(Stored records)
■ ■ ■
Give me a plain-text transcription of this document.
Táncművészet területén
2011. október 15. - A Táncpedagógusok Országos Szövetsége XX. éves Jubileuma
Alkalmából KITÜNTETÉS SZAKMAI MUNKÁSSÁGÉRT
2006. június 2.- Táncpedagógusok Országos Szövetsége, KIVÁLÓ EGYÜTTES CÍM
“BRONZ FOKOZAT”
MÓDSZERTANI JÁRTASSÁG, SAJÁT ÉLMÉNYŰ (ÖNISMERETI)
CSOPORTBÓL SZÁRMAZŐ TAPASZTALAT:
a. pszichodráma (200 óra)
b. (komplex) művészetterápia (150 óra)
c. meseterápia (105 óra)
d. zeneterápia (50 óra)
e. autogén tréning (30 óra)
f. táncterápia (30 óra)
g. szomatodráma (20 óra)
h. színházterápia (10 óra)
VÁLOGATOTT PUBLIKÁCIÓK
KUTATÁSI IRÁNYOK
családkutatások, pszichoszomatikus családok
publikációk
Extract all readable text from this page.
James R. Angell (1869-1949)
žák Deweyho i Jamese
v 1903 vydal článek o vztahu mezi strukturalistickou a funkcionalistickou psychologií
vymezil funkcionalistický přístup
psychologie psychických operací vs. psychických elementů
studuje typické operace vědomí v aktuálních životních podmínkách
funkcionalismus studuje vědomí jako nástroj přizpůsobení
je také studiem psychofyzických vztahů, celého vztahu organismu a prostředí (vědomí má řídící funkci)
■ ■ ■
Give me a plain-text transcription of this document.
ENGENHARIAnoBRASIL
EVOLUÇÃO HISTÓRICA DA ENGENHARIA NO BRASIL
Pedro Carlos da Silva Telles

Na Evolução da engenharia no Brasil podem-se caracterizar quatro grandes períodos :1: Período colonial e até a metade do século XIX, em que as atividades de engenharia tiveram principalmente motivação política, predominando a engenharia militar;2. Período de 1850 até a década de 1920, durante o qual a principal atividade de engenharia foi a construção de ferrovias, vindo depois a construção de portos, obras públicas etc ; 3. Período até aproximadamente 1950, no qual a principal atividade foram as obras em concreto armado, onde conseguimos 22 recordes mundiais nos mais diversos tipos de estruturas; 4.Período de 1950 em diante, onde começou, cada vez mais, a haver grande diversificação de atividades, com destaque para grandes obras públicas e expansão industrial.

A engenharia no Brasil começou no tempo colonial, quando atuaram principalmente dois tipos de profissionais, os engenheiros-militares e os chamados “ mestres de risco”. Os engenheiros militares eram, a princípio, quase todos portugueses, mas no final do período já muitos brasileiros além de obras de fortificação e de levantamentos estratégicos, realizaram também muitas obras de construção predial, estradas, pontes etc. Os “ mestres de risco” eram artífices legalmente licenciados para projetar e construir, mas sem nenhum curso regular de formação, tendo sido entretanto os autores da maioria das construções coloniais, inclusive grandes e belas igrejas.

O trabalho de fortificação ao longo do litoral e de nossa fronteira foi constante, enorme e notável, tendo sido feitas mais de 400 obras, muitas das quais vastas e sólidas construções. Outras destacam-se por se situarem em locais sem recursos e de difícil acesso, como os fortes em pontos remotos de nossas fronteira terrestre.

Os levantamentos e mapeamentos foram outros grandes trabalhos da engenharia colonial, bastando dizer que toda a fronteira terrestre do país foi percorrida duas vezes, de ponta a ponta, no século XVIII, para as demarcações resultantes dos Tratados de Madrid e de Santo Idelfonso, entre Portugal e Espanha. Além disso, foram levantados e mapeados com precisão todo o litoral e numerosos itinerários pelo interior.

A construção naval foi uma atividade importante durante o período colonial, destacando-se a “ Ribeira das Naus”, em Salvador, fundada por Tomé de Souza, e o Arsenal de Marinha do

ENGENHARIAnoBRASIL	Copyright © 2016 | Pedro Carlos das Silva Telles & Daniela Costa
■ ■ ■
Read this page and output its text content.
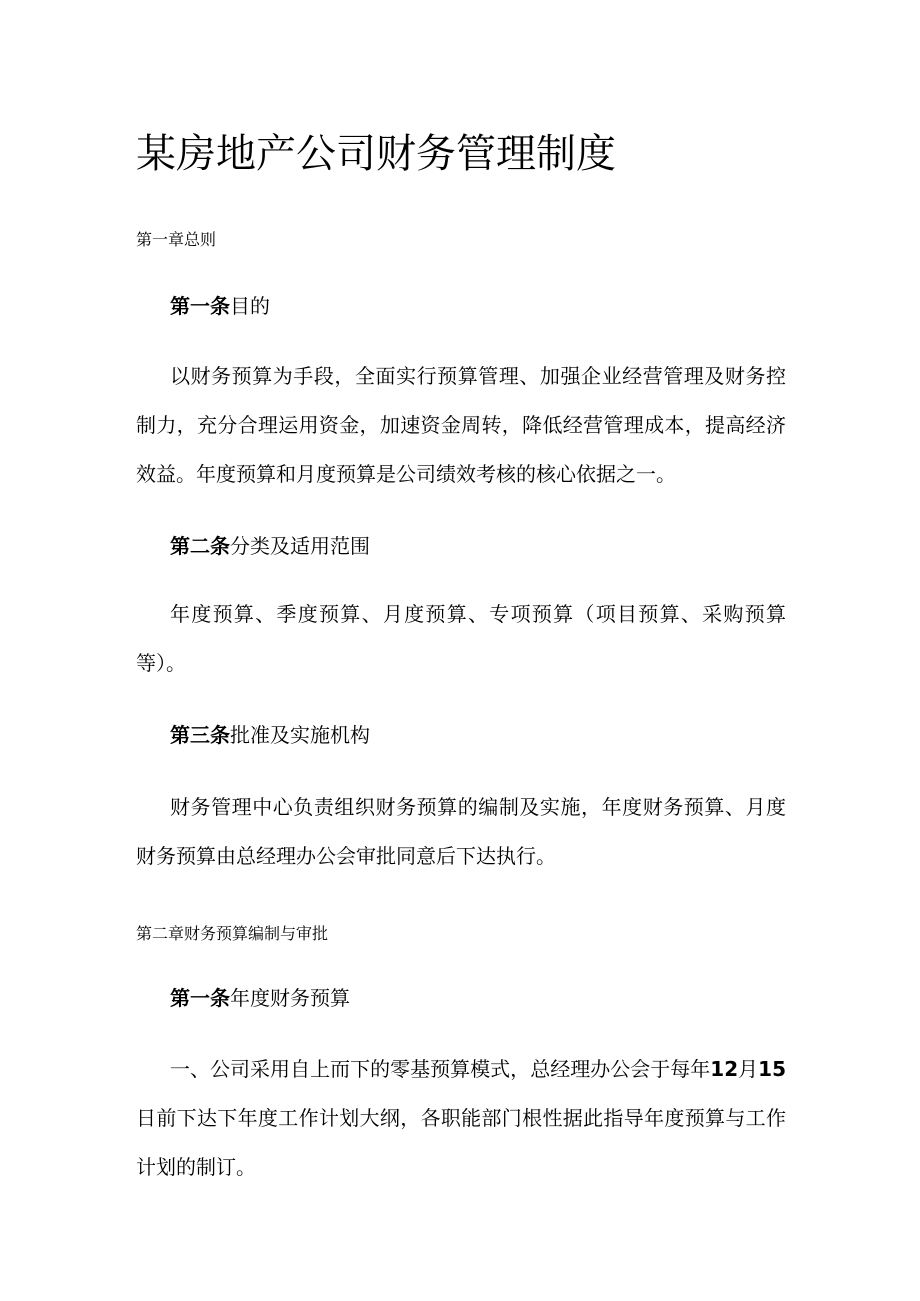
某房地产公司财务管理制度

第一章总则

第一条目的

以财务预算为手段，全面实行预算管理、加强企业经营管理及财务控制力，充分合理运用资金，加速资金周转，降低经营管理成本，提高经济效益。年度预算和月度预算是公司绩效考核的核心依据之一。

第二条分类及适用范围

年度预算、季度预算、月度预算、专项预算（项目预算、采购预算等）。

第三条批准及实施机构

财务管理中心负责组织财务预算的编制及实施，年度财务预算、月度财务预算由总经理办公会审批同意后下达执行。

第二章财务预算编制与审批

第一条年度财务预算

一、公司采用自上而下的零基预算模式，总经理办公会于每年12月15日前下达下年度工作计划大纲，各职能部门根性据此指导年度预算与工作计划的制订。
■ ■ ■
Exercise prompt: Check each line of the entries above for the word "Telles". List the ones that have it.

Result of this task:
Pedro Carlos da Silva Telles
ENGENHARIAnoBRASIL	Copyright © 2016 | Pedro Carlos das Silva Telles & Daniela Costa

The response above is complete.